Am a former Microsofty and have used MSMQ - it's not in the same league as contemporary JMS products of the likes of SonicMQ and Tibco EMS.

Even when looking past its lackluster messaging semantics (relative to JMS), MSMQ is a non starter in many enterprise IT development shops because its heterogeneous integration story is abysmal (compared to said JMS products).

I would say this for MSMQ, though: If faced with doing a distributed project with DCOM or .NET Remoting vs MSMQ - I'd take MSMQ in a heartbeat. I'd take practically any messaging solution vs RPC when it comes to distributed application architecture.
On the road to Indigo wrote In response ... Dear John
on 09-06-2005 1:51 PM
Dear John.
Thank you so very much for taking the time to read the whitepaper I recently published to...
Dennis van der Stelt wrote re: Majoring on the Minors
on 09-06-2005 10:46 PM
Man, I love these fights! ;)

But why doesn't your template/skin show the trackback link to the sites that created the trackback? That sucks!
John Cavnar-Johnson wrote re: Majoring on the Minors
on 09-07-2005 5:08 AM
Dennis,

I'm glad I can provide a little cheap entertainment in these troubled times. I agree about the trackbacks, but all the trackback spam is even worse. I do my best to hoist the relevant links back into my posts.

■ **Task brief**
Carry on the comment thread about MSMQ and messaging from where it stops.

■ **Dataset rows**
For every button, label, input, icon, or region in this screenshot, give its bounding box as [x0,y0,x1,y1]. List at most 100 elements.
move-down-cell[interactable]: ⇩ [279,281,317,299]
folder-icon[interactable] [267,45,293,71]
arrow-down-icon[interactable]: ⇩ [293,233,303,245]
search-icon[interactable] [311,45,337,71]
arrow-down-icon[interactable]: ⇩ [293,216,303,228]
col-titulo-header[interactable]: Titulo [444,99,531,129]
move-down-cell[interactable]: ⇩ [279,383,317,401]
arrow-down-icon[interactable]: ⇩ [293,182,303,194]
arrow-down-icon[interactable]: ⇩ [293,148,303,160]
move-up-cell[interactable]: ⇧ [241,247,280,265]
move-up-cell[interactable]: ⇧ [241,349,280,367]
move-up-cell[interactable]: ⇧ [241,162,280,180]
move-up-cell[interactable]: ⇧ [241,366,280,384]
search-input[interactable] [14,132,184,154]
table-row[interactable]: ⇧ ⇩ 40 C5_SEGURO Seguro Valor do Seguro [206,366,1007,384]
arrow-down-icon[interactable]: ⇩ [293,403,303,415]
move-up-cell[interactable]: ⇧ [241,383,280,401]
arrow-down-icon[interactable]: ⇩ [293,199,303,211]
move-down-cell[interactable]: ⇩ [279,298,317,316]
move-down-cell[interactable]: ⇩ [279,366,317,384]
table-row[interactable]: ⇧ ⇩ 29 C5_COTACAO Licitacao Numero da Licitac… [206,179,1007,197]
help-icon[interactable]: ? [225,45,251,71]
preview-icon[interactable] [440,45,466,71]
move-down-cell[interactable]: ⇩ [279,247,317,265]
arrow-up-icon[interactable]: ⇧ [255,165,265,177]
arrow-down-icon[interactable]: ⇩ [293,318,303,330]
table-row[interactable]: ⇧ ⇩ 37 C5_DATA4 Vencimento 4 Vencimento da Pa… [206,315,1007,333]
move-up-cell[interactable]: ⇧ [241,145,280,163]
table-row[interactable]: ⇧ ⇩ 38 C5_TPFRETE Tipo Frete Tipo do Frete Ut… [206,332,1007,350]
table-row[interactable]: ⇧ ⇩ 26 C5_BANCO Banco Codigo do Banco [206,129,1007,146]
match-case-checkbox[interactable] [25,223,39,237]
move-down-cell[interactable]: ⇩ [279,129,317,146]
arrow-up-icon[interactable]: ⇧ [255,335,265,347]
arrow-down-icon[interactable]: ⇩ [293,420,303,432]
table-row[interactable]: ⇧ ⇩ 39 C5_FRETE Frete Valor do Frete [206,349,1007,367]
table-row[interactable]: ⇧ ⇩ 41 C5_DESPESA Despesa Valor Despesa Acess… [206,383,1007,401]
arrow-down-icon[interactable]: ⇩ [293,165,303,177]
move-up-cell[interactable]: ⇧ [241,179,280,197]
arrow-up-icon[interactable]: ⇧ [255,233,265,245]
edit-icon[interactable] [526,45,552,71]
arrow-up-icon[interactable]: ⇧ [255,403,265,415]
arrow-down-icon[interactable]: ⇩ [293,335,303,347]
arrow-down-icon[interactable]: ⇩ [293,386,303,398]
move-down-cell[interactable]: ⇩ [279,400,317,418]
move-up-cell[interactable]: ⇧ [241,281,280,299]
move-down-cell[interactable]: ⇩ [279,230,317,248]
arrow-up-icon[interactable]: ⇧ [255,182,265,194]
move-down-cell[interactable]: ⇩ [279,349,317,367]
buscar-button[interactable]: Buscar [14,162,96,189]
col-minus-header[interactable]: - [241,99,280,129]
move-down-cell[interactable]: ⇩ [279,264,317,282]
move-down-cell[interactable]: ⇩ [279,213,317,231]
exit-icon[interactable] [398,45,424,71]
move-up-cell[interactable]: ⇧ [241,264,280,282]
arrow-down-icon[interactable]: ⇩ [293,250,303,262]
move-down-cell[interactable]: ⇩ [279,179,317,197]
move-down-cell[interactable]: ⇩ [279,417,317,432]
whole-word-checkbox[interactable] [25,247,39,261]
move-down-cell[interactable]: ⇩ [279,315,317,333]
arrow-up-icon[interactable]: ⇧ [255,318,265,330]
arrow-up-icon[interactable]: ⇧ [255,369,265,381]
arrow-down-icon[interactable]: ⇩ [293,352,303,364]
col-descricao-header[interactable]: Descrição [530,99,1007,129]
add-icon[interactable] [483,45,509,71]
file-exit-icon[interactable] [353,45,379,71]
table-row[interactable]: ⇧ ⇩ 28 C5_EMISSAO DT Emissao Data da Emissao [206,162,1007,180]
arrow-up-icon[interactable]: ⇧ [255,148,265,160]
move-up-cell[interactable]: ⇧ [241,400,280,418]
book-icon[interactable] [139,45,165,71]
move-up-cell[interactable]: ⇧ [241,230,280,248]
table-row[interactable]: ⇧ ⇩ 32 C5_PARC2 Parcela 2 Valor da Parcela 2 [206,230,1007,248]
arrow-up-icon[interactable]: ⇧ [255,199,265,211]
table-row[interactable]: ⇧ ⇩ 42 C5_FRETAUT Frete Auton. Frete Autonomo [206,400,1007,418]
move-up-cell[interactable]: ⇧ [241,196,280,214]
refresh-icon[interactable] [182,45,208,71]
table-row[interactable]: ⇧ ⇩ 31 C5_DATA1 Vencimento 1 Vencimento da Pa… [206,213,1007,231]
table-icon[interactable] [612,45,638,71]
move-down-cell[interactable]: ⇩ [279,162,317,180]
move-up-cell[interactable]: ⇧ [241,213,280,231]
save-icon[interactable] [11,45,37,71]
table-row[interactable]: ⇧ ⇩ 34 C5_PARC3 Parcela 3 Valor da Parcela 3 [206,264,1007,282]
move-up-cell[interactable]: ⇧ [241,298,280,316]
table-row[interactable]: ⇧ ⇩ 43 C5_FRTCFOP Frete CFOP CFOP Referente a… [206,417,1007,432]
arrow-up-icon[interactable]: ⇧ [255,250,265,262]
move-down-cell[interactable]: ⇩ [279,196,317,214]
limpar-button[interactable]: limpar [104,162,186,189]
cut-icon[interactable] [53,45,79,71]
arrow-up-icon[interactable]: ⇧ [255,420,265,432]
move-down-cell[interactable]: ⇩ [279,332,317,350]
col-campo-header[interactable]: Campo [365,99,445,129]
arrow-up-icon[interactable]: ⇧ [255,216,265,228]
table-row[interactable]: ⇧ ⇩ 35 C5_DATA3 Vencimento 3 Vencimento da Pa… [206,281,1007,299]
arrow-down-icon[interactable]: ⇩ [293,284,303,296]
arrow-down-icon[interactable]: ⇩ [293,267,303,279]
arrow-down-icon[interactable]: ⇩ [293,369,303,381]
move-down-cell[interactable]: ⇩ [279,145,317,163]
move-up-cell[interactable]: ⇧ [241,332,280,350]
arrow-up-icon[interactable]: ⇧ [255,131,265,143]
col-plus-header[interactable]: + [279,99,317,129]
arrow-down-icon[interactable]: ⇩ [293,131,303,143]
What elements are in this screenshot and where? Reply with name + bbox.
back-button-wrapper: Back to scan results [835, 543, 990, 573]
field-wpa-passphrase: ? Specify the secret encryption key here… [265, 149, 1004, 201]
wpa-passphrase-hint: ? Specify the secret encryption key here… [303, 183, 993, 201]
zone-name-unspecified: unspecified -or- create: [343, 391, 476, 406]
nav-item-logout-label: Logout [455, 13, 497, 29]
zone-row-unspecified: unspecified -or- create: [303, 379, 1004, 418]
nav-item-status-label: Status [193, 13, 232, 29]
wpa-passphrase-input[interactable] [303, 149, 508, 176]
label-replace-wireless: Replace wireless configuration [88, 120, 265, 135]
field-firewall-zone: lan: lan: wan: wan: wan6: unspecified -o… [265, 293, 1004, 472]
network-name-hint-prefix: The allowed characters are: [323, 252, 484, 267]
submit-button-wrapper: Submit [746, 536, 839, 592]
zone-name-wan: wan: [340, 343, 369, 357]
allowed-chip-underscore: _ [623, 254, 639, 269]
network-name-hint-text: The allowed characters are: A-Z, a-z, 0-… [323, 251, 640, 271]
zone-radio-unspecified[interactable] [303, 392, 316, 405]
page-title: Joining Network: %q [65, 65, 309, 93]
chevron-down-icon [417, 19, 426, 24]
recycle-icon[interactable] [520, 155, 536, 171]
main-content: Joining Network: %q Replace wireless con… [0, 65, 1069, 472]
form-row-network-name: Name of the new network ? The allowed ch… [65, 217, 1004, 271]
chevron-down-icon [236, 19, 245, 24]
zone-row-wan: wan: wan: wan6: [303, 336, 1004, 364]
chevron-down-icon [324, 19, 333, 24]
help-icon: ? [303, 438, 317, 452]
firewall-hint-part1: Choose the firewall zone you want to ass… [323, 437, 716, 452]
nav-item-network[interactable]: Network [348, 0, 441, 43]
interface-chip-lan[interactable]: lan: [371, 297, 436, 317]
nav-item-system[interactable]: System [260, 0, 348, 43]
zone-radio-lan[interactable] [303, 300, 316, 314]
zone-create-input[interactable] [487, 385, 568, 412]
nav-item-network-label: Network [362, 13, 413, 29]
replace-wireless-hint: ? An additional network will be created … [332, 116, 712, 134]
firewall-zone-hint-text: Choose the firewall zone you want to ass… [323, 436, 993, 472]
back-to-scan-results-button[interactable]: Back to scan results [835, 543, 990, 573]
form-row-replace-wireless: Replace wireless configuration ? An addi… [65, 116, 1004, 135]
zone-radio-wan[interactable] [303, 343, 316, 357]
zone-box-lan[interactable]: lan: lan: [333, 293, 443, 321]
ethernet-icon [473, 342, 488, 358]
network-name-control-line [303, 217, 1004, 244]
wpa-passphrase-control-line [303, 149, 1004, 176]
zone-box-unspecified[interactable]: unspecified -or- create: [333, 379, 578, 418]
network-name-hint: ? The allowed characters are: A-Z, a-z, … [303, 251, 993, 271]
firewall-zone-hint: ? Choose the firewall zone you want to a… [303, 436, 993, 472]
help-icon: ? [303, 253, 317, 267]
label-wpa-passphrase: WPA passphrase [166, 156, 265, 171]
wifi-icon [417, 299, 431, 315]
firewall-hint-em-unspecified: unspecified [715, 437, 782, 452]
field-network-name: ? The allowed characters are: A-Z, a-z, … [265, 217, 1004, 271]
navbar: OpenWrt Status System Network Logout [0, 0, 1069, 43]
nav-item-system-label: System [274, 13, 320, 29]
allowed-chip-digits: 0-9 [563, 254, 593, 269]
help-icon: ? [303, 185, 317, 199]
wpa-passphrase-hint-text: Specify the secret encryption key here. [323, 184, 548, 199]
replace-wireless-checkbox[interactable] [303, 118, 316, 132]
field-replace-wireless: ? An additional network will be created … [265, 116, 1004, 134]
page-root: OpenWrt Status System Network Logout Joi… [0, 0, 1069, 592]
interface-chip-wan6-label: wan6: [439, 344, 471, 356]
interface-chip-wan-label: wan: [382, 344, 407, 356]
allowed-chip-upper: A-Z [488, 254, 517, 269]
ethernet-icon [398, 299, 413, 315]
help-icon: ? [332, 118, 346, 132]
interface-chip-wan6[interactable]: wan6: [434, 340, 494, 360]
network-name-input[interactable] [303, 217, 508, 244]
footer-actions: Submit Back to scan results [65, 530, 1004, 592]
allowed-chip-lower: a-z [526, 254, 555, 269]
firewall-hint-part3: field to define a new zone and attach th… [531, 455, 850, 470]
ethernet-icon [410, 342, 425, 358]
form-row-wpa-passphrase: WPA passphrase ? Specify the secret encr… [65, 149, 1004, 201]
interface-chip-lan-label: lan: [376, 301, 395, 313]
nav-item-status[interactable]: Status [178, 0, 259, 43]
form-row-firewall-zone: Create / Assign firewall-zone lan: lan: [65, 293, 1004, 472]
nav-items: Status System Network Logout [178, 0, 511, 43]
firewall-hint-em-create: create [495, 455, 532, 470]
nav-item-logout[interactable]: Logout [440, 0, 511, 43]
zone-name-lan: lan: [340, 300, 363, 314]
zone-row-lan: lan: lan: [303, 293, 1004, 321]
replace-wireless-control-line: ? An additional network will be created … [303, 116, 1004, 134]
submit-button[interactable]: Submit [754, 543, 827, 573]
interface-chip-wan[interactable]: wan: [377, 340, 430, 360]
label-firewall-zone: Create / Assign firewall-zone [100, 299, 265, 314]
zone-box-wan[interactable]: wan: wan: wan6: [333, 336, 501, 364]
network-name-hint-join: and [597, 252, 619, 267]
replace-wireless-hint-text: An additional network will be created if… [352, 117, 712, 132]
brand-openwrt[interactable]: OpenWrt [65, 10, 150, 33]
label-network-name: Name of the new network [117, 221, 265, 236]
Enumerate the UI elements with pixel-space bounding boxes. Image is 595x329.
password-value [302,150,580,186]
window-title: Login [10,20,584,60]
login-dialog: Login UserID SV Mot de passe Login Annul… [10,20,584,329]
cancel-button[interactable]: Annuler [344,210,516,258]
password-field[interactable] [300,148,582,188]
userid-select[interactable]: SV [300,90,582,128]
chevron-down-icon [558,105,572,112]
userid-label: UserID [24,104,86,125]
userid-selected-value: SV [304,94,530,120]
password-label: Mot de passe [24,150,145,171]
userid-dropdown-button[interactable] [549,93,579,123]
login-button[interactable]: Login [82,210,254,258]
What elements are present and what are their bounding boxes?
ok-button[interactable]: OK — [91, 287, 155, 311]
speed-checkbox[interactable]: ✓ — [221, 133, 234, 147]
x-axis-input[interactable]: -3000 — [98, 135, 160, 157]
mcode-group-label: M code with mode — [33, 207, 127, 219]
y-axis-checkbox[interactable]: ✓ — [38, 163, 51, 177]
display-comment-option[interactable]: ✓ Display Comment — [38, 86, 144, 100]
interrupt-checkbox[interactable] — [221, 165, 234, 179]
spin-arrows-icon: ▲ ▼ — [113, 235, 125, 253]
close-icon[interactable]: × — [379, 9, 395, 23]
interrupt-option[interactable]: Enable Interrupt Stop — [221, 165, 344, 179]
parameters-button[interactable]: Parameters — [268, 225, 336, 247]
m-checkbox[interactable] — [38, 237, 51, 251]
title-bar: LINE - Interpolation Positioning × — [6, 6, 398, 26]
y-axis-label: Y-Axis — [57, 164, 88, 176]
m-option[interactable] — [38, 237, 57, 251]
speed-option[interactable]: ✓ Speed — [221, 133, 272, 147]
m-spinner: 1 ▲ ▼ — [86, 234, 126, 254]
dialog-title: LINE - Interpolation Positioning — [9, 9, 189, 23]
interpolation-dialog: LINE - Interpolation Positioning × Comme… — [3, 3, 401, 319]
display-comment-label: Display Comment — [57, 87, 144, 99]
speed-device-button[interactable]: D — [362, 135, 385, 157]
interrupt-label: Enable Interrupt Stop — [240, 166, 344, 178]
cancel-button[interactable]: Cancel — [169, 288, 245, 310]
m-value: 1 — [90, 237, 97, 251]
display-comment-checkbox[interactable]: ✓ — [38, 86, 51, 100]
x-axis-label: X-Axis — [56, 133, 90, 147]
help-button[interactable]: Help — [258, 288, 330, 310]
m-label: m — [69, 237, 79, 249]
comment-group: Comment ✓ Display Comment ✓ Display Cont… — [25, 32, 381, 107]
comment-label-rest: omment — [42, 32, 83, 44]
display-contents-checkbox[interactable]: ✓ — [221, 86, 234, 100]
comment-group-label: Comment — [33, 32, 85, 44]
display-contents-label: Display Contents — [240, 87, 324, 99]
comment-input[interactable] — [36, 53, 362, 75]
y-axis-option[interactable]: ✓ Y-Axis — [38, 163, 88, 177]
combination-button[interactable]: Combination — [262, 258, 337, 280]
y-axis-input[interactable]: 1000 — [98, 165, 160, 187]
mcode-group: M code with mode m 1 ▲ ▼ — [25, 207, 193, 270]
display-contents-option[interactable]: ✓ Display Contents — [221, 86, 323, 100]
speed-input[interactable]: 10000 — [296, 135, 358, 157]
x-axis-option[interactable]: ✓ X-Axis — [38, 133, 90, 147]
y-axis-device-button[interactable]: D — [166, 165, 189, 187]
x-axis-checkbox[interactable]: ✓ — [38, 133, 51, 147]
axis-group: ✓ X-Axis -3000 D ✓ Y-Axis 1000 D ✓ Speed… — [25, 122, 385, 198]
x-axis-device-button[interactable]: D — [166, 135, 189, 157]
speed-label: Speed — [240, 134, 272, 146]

■ **Task result**
Stefan Tilkov's Random Stuff wrote Messaging vs. RPC
on 09-11-2005 11:51 AM
Nothing like a nice pissing contest: Rich Turner and John Cavnar-Johnson go back and forth about how to do distributed programming the right way. The starting point was Rich&#8217;s whitepaper on Developing Distributed Services Today, to which John posted a somewhat less than favorable comment. Rich responded (a little childishly, IMO, even in the edited version); John followed up again....
Nancy, web design coordinator wrote re: Majoring on the Minors
on 10-25-2005 8:04 AM
I think you advice quite reasonable things. It's really important to share our experience with others in a kind of discussion so that we all would benefit. I have saved your post for our developers and they learnt some new things from it. The only questionable thing was "when appropriate". Have you posted any more detailed arcticles?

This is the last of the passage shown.